Transcribe all the entries word for word, skipping the pictures.

Extracted entries:
========
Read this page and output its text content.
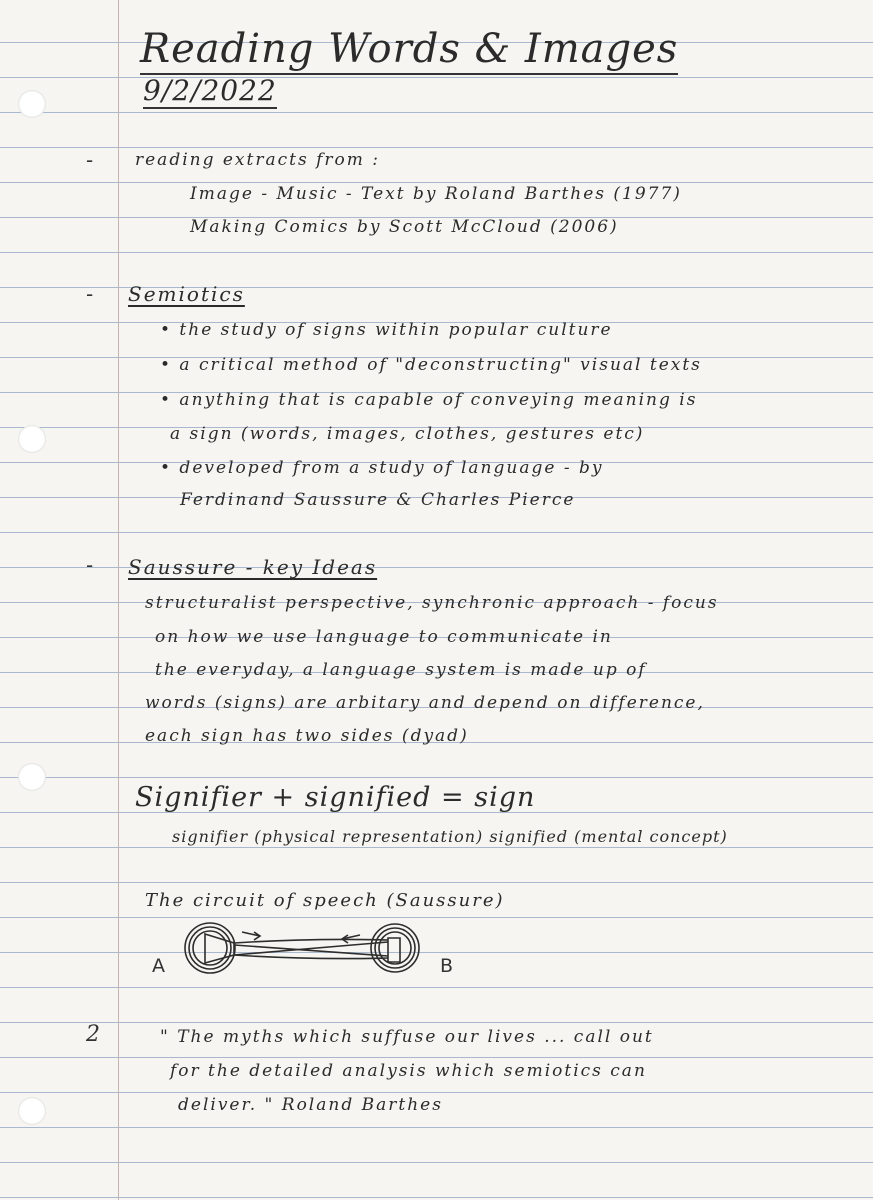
Reading Words & Images
9/2/2022
- reading extracts from :
Image - Music - Text by Roland Barthes (1977)
Making Comics by Scott McCloud (2006)
- Semiotics
• the study of signs within popular culture
• a critical method of "deconstructing" visual texts
• anything that is capable of conveying meaning is
a sign (words, images, clothes, gestures etc)
• developed from a study of language - by
Ferdinand Saussure & Charles Pierce
- Saussure - key Ideas
structuralist perspective, synchronic approach - focus
on how we use language to communicate in
the everyday, a language system is made up of
words (signs) are arbitary and depend on difference,
each sign has two sides (dyad)
Signifier + signified = sign
signifier (physical representation) signified (mental concept)
The circuit of speech (Saussure)
A	B
2	" The myths which suffuse our lives ... call out
for the detailed analysis which semiotics can
deliver. " Roland Barthes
========
Task solution:
Read this page and output its text content.
Reading Words & Images
9/2/2022
- reading extracts from :
Image - Music - Text by Roland Barthes (1977)
Making Comics by Scott McCloud (2006)
- Semiotics
• the study of signs within popular culture
• a critical method of "deconstructing" visual texts
• anything that is capable of conveying meaning is
a sign (words, images, clothes, gestures etc)
• developed from a study of language - by
Ferdinand Saussure & Charles Pierce
- Saussure - key Ideas
structuralist perspective, synchronic approach - focus
on how we use language to communicate in
the everyday, a language system is made up of
words (signs) are arbitary and depend on difference,
each sign has two sides (dyad)
Signifier + signified = sign
signifier (physical representation) signified (mental concept)
The circuit of speech (Saussure)
A	B
2	" The myths which suffuse our lives ... call out
for the detailed analysis which semiotics can
deliver. " Roland Barthes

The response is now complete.